• Extracted information:
====

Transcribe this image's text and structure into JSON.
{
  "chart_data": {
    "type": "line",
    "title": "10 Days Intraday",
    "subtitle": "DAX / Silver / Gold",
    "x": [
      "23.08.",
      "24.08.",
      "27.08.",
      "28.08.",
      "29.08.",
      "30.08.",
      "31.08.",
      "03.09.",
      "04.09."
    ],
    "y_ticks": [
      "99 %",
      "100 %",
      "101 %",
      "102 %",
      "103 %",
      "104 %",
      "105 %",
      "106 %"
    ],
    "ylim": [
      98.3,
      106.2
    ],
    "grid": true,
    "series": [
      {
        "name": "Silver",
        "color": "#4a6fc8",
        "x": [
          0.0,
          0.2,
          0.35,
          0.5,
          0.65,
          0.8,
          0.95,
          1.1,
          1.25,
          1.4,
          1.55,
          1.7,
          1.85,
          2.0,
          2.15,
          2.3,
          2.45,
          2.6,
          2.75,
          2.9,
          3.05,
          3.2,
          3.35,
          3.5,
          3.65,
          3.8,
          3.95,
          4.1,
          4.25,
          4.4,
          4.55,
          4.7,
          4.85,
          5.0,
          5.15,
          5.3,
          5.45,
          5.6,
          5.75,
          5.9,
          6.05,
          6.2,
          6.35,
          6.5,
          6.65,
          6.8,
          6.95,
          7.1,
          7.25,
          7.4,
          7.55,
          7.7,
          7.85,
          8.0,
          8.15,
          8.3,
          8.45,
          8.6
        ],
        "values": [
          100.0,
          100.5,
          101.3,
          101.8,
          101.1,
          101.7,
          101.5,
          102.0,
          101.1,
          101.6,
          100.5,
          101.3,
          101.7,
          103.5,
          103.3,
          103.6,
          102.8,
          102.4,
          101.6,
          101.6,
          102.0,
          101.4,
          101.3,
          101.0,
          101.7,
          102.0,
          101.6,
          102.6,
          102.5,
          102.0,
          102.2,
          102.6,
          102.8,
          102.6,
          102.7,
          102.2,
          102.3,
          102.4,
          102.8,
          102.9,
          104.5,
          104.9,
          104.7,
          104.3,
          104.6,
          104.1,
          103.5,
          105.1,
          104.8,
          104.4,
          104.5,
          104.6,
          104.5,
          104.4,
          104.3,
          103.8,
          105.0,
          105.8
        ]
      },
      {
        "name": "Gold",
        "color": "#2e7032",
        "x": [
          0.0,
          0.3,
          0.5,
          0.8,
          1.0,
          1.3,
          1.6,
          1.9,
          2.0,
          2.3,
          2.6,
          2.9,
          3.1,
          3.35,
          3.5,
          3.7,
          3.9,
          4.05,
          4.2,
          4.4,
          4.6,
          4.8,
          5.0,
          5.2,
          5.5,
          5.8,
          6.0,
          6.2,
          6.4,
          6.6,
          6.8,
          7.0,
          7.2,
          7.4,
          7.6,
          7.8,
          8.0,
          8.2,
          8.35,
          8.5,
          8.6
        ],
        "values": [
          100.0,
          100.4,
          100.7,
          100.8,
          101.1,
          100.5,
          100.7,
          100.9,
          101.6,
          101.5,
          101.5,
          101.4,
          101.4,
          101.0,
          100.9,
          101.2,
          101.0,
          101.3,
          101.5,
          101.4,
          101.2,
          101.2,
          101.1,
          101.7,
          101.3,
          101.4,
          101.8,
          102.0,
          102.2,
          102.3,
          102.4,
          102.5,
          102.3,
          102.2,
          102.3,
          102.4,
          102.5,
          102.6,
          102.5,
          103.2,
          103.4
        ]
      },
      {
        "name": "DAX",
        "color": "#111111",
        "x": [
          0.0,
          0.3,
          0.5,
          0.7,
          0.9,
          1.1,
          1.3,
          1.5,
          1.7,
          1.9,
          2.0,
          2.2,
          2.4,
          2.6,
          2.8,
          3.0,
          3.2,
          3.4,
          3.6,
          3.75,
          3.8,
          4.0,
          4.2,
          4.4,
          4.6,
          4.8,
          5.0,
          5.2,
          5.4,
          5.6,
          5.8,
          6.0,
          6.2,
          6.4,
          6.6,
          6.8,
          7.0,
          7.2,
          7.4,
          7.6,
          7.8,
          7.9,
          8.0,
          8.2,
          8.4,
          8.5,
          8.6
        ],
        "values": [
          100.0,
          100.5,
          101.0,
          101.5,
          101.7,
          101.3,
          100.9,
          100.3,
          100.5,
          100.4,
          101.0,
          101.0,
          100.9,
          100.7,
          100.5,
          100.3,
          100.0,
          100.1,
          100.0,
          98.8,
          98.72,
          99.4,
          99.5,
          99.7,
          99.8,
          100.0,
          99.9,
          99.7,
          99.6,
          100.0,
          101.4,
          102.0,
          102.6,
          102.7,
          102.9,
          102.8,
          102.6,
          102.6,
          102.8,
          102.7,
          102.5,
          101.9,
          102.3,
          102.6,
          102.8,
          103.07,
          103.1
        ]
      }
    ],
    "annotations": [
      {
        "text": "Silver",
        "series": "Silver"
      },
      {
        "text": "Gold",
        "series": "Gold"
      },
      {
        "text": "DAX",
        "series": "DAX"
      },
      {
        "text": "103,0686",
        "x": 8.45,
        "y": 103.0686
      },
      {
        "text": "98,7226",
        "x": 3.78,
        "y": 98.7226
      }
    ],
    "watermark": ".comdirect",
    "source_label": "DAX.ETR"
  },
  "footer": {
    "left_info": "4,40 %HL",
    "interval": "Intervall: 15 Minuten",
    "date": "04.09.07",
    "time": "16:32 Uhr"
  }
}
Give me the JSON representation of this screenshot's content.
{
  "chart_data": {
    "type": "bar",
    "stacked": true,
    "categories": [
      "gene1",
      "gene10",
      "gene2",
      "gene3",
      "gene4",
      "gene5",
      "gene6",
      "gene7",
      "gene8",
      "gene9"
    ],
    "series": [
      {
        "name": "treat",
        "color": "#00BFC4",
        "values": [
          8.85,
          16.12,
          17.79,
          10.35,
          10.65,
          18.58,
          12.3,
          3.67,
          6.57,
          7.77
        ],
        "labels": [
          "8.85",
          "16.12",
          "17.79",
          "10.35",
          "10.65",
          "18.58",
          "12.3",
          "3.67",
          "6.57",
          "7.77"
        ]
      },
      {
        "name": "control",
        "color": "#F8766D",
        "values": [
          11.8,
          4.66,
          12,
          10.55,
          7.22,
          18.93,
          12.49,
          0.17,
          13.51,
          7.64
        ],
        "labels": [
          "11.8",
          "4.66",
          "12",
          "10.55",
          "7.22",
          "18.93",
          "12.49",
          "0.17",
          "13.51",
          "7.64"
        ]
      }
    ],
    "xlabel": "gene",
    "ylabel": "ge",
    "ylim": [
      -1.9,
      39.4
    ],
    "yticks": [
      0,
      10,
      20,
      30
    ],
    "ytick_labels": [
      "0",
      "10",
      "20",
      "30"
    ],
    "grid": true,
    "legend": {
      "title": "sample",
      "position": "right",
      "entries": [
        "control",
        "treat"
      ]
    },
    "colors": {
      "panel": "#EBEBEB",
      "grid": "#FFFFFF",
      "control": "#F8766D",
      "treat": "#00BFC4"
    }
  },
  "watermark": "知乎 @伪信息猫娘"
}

====

• Brief: Provide an exact reproduction of all the entries shown above.

• Written response:
Transcribe this image's text and structure into JSON.
{
  "chart_data": {
    "type": "line",
    "title": "10 Days Intraday",
    "subtitle": "DAX / Silver / Gold",
    "x": [
      "23.08.",
      "24.08.",
      "27.08.",
      "28.08.",
      "29.08.",
      "30.08.",
      "31.08.",
      "03.09.",
      "04.09."
    ],
    "y_ticks": [
      "99 %",
      "100 %",
      "101 %",
      "102 %",
      "103 %",
      "104 %",
      "105 %",
      "106 %"
    ],
    "ylim": [
      98.3,
      106.2
    ],
    "grid": true,
    "series": [
      {
        "name": "Silver",
        "color": "#4a6fc8",
        "x": [
          0.0,
          0.2,
          0.35,
          0.5,
          0.65,
          0.8,
          0.95,
          1.1,
          1.25,
          1.4,
          1.55,
          1.7,
          1.85,
          2.0,
          2.15,
          2.3,
          2.45,
          2.6,
          2.75,
          2.9,
          3.05,
          3.2,
          3.35,
          3.5,
          3.65,
          3.8,
          3.95,
          4.1,
          4.25,
          4.4,
          4.55,
          4.7,
          4.85,
          5.0,
          5.15,
          5.3,
          5.45,
          5.6,
          5.75,
          5.9,
          6.05,
          6.2,
          6.35,
          6.5,
          6.65,
          6.8,
          6.95,
          7.1,
          7.25,
          7.4,
          7.55,
          7.7,
          7.85,
          8.0,
          8.15,
          8.3,
          8.45,
          8.6
        ],
        "values": [
          100.0,
          100.5,
          101.3,
          101.8,
          101.1,
          101.7,
          101.5,
          102.0,
          101.1,
          101.6,
          100.5,
          101.3,
          101.7,
          103.5,
          103.3,
          103.6,
          102.8,
          102.4,
          101.6,
          101.6,
          102.0,
          101.4,
          101.3,
          101.0,
          101.7,
          102.0,
          101.6,
          102.6,
          102.5,
          102.0,
          102.2,
          102.6,
          102.8,
          102.6,
          102.7,
          102.2,
          102.3,
          102.4,
          102.8,
          102.9,
          104.5,
          104.9,
          104.7,
          104.3,
          104.6,
          104.1,
          103.5,
          105.1,
          104.8,
          104.4,
          104.5,
          104.6,
          104.5,
          104.4,
          104.3,
          103.8,
          105.0,
          105.8
        ]
      },
      {
        "name": "Gold",
        "color": "#2e7032",
        "x": [
          0.0,
          0.3,
          0.5,
          0.8,
          1.0,
          1.3,
          1.6,
          1.9,
          2.0,
          2.3,
          2.6,
          2.9,
          3.1,
          3.35,
          3.5,
          3.7,
          3.9,
          4.05,
          4.2,
          4.4,
          4.6,
          4.8,
          5.0,
          5.2,
          5.5,
          5.8,
          6.0,
          6.2,
          6.4,
          6.6,
          6.8,
          7.0,
          7.2,
          7.4,
          7.6,
          7.8,
          8.0,
          8.2,
          8.35,
          8.5,
          8.6
        ],
        "values": [
          100.0,
          100.4,
          100.7,
          100.8,
          101.1,
          100.5,
          100.7,
          100.9,
          101.6,
          101.5,
          101.5,
          101.4,
          101.4,
          101.0,
          100.9,
          101.2,
          101.0,
          101.3,
          101.5,
          101.4,
          101.2,
          101.2,
          101.1,
          101.7,
          101.3,
          101.4,
          101.8,
          102.0,
          102.2,
          102.3,
          102.4,
          102.5,
          102.3,
          102.2,
          102.3,
          102.4,
          102.5,
          102.6,
          102.5,
          103.2,
          103.4
        ]
      },
      {
        "name": "DAX",
        "color": "#111111",
        "x": [
          0.0,
          0.3,
          0.5,
          0.7,
          0.9,
          1.1,
          1.3,
          1.5,
          1.7,
          1.9,
          2.0,
          2.2,
          2.4,
          2.6,
          2.8,
          3.0,
          3.2,
          3.4,
          3.6,
          3.75,
          3.8,
          4.0,
          4.2,
          4.4,
          4.6,
          4.8,
          5.0,
          5.2,
          5.4,
          5.6,
          5.8,
          6.0,
          6.2,
          6.4,
          6.6,
          6.8,
          7.0,
          7.2,
          7.4,
          7.6,
          7.8,
          7.9,
          8.0,
          8.2,
          8.4,
          8.5,
          8.6
        ],
        "values": [
          100.0,
          100.5,
          101.0,
          101.5,
          101.7,
          101.3,
          100.9,
          100.3,
          100.5,
          100.4,
          101.0,
          101.0,
          100.9,
          100.7,
          100.5,
          100.3,
          100.0,
          100.1,
          100.0,
          98.8,
          98.72,
          99.4,
          99.5,
          99.7,
          99.8,
          100.0,
          99.9,
          99.7,
          99.6,
          100.0,
          101.4,
          102.0,
          102.6,
          102.7,
          102.9,
          102.8,
          102.6,
          102.6,
          102.8,
          102.7,
          102.5,
          101.9,
          102.3,
          102.6,
          102.8,
          103.07,
          103.1
        ]
      }
    ],
    "annotations": [
      {
        "text": "Silver",
        "series": "Silver"
      },
      {
        "text": "Gold",
        "series": "Gold"
      },
      {
        "text": "DAX",
        "series": "DAX"
      },
      {
        "text": "103,0686",
        "x": 8.45,
        "y": 103.0686
      },
      {
        "text": "98,7226",
        "x": 3.78,
        "y": 98.7226
      }
    ],
    "watermark": ".comdirect",
    "source_label": "DAX.ETR"
  },
  "footer": {
    "left_info": "4,40 %HL",
    "interval": "Intervall: 15 Minuten",
    "date": "04.09.07",
    "time": "16:32 Uhr"
  }
}
Give me the JSON representation of this screenshot's content.
{
  "chart_data": {
    "type": "bar",
    "stacked": true,
    "categories": [
      "gene1",
      "gene10",
      "gene2",
      "gene3",
      "gene4",
      "gene5",
      "gene6",
      "gene7",
      "gene8",
      "gene9"
    ],
    "series": [
      {
        "name": "treat",
        "color": "#00BFC4",
        "values": [
          8.85,
          16.12,
          17.79,
          10.35,
          10.65,
          18.58,
          12.3,
          3.67,
          6.57,
          7.77
        ],
        "labels": [
          "8.85",
          "16.12",
          "17.79",
          "10.35",
          "10.65",
          "18.58",
          "12.3",
          "3.67",
          "6.57",
          "7.77"
        ]
      },
      {
        "name": "control",
        "color": "#F8766D",
        "values": [
          11.8,
          4.66,
          12,
          10.55,
          7.22,
          18.93,
          12.49,
          0.17,
          13.51,
          7.64
        ],
        "labels": [
          "11.8",
          "4.66",
          "12",
          "10.55",
          "7.22",
          "18.93",
          "12.49",
          "0.17",
          "13.51",
          "7.64"
        ]
      }
    ],
    "xlabel": "gene",
    "ylabel": "ge",
    "ylim": [
      -1.9,
      39.4
    ],
    "yticks": [
      0,
      10,
      20,
      30
    ],
    "ytick_labels": [
      "0",
      "10",
      "20",
      "30"
    ],
    "grid": true,
    "legend": {
      "title": "sample",
      "position": "right",
      "entries": [
        "control",
        "treat"
      ]
    },
    "colors": {
      "panel": "#EBEBEB",
      "grid": "#FFFFFF",
      "control": "#F8766D",
      "treat": "#00BFC4"
    }
  },
  "watermark": "知乎 @伪信息猫娘"
}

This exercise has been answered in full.